■ Set exercise
From the listing below, return each line that includes "Sprawiedliwości".
---------- Records shown ----------
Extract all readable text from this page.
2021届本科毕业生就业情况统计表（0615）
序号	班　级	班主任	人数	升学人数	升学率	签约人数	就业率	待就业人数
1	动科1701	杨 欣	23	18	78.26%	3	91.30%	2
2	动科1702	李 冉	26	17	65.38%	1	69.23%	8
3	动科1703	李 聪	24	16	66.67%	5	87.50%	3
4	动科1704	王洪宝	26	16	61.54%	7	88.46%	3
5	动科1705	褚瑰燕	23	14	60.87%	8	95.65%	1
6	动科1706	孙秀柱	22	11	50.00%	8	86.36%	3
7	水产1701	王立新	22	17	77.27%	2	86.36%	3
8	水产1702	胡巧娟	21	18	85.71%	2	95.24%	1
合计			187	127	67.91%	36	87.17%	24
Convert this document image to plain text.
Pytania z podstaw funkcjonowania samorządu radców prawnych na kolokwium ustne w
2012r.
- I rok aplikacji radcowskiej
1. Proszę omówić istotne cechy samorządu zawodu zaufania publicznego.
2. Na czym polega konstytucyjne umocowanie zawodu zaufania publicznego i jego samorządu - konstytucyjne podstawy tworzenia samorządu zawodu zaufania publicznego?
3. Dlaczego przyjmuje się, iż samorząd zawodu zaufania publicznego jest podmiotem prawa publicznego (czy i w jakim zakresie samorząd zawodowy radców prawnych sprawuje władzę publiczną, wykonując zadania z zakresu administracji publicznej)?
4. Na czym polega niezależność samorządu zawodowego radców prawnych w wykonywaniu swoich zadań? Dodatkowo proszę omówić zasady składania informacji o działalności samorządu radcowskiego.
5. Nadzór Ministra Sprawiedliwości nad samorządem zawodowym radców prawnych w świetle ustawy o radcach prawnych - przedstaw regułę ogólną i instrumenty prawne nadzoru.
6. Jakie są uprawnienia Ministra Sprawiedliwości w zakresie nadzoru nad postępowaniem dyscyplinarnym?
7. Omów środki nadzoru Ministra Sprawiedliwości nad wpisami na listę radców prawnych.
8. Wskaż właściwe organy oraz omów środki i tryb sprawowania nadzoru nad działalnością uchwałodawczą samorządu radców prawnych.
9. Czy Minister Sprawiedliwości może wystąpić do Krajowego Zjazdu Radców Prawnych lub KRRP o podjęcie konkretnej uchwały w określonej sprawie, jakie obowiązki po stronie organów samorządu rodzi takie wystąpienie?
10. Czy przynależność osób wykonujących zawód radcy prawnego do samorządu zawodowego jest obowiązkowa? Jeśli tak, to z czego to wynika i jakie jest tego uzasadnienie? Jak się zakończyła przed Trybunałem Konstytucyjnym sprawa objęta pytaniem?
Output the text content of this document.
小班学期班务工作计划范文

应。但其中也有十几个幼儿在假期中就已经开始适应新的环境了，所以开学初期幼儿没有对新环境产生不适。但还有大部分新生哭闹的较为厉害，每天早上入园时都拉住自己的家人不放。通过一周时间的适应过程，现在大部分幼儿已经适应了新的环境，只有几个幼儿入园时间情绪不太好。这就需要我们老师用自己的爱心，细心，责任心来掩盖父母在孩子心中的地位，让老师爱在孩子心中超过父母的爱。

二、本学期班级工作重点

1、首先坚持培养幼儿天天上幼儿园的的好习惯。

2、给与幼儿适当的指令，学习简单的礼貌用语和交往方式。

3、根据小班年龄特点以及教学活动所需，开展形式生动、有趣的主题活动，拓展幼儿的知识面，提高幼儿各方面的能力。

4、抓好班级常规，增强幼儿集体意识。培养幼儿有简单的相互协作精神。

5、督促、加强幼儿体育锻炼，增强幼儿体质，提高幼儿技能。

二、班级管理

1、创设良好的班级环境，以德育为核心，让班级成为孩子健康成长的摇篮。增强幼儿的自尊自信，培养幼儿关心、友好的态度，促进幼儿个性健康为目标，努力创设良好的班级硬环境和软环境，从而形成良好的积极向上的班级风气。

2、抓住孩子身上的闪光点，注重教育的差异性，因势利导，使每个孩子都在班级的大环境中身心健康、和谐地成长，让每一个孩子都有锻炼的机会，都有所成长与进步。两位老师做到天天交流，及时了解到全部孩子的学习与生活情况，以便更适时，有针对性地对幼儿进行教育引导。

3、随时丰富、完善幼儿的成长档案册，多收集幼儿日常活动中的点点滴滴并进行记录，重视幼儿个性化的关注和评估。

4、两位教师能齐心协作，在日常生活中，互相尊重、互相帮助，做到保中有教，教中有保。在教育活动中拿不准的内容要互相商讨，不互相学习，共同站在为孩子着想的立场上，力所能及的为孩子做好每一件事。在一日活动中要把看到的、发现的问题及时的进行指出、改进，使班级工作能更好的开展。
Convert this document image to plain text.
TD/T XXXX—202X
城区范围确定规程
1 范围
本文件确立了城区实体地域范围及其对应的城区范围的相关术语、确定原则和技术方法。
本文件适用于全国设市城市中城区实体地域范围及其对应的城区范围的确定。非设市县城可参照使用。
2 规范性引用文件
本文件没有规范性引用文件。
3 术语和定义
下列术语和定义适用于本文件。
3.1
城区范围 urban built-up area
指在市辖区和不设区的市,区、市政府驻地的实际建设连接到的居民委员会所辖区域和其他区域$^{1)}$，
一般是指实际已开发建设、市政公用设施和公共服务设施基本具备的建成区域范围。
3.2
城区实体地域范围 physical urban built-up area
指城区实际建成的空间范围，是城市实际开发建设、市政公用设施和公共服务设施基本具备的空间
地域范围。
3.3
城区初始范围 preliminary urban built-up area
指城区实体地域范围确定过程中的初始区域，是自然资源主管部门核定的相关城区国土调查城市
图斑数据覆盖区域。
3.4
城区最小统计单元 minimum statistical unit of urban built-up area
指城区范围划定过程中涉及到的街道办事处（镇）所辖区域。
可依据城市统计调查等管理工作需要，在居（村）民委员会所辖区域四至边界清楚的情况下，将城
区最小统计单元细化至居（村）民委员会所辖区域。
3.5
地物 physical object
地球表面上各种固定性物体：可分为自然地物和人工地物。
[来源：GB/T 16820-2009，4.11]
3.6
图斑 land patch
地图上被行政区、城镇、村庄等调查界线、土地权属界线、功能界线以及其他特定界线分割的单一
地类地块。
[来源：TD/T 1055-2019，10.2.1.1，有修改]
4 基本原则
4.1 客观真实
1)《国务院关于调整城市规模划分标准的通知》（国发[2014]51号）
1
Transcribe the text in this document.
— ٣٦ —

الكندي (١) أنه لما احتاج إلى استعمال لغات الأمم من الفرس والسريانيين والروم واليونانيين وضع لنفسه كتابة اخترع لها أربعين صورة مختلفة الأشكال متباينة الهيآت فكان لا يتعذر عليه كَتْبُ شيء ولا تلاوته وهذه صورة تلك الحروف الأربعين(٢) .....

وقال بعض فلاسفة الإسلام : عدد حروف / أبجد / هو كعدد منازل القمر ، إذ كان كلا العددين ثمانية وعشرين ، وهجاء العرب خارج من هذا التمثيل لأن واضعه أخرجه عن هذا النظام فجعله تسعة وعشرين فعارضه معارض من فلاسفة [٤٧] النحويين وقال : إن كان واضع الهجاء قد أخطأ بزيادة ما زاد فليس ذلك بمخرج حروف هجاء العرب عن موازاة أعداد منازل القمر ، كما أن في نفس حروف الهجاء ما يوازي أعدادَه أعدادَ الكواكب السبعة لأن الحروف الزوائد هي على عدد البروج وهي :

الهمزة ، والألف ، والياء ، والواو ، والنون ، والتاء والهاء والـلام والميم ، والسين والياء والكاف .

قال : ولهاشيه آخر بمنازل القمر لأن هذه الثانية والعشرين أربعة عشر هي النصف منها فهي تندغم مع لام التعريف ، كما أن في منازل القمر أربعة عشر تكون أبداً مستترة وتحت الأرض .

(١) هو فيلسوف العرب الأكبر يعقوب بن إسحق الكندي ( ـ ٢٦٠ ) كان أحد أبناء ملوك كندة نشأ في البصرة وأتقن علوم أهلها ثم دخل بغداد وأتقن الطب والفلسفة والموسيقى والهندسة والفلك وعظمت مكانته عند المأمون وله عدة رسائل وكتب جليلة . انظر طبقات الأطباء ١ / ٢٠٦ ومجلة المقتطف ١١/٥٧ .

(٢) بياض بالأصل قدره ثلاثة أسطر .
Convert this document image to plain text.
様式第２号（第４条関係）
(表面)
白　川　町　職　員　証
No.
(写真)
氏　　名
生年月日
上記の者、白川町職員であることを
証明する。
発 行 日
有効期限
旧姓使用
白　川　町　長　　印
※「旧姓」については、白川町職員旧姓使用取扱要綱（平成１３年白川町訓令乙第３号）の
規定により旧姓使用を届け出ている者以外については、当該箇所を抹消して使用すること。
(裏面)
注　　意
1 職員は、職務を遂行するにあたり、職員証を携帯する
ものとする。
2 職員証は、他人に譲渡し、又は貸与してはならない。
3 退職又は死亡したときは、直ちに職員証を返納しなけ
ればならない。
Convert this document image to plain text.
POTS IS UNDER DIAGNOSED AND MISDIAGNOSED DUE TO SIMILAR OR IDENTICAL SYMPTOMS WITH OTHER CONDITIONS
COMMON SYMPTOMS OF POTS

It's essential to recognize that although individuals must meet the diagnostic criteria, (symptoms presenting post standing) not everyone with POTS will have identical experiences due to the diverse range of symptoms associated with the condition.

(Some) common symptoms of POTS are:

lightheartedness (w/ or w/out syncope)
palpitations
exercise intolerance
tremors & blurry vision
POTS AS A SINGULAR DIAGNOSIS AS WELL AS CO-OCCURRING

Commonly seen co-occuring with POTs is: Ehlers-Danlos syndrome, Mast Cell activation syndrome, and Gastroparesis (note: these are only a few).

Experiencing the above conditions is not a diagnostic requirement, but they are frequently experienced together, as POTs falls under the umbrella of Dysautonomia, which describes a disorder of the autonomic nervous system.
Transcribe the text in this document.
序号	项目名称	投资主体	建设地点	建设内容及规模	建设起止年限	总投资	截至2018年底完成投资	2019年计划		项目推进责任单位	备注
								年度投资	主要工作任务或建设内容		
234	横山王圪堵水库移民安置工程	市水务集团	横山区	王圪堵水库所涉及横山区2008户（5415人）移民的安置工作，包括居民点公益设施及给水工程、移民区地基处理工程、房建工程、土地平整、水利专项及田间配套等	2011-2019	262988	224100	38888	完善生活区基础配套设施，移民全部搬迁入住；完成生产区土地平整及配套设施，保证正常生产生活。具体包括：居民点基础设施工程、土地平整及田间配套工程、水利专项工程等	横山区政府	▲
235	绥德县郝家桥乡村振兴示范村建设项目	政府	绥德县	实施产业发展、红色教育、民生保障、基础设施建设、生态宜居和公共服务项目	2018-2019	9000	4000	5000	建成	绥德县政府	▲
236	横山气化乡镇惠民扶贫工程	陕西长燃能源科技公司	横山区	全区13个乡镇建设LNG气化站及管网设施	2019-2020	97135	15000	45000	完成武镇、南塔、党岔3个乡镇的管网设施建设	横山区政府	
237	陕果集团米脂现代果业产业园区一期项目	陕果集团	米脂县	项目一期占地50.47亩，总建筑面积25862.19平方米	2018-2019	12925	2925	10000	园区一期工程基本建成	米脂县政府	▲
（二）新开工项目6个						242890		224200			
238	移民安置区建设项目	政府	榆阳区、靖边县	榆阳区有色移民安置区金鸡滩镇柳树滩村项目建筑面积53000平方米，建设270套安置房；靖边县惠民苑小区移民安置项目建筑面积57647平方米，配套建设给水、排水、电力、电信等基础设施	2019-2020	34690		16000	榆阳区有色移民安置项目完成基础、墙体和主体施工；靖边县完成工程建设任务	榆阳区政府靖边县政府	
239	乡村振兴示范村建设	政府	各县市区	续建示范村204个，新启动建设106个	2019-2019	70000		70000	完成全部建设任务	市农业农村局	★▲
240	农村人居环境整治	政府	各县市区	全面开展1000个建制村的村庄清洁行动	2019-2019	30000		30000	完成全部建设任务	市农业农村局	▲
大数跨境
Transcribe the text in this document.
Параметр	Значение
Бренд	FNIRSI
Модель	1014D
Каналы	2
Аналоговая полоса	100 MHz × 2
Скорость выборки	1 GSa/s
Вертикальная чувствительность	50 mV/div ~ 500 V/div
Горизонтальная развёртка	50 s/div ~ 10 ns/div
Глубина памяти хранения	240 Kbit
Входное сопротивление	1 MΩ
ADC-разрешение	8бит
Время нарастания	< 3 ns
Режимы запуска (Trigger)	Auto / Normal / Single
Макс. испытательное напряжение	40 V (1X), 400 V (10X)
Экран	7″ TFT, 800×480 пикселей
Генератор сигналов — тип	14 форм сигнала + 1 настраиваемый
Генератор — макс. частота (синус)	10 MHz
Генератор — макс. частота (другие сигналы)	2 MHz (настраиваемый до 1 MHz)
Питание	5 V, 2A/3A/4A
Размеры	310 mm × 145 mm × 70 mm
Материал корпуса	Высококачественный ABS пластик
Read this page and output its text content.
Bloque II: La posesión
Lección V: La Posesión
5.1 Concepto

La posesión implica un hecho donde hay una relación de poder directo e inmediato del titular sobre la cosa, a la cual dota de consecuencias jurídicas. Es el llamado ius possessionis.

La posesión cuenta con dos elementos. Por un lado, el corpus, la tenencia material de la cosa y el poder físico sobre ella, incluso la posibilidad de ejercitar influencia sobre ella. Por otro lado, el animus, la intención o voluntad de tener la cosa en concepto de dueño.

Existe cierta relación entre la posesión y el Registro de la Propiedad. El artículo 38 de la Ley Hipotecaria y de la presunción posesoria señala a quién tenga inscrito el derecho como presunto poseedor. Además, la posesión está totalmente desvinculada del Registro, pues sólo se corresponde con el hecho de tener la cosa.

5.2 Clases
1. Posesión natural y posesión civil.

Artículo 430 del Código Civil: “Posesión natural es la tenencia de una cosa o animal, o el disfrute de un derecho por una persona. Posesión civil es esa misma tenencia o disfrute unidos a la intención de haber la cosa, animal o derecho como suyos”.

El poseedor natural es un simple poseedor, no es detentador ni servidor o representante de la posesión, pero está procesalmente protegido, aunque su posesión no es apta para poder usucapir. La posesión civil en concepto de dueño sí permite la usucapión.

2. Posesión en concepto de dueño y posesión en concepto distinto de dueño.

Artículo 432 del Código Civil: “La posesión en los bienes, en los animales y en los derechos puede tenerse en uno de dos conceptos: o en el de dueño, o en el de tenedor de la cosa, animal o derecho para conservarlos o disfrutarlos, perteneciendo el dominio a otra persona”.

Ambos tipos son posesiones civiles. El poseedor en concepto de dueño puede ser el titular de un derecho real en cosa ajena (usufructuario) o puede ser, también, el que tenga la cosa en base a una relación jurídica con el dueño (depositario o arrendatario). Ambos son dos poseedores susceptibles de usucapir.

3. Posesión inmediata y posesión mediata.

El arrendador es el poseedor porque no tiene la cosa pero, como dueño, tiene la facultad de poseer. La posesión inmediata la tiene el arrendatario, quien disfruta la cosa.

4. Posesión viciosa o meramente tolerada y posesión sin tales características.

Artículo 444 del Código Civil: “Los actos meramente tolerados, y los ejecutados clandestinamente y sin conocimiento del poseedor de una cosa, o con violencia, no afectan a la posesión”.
----------
■ Expected answer
5. Nadzór Ministra Sprawiedliwości nad samorządem zawodowym radców prawnych w świetle ustawy o radcach prawnych - przedstaw regułę ogólną i instrumenty prawne nadzoru.
6. Jakie są uprawnienia Ministra Sprawiedliwości w zakresie nadzoru nad postępowaniem dyscyplinarnym?
7. Omów środki nadzoru Ministra Sprawiedliwości nad wpisami na listę radców prawnych.
9. Czy Minister Sprawiedliwości może wystąpić do Krajowego Zjazdu Radców Prawnych lub KRRP o podjęcie konkretnej uchwały w określonej sprawie, jakie obowiązki po stronie organów samorządu rodzi takie wystąpienie?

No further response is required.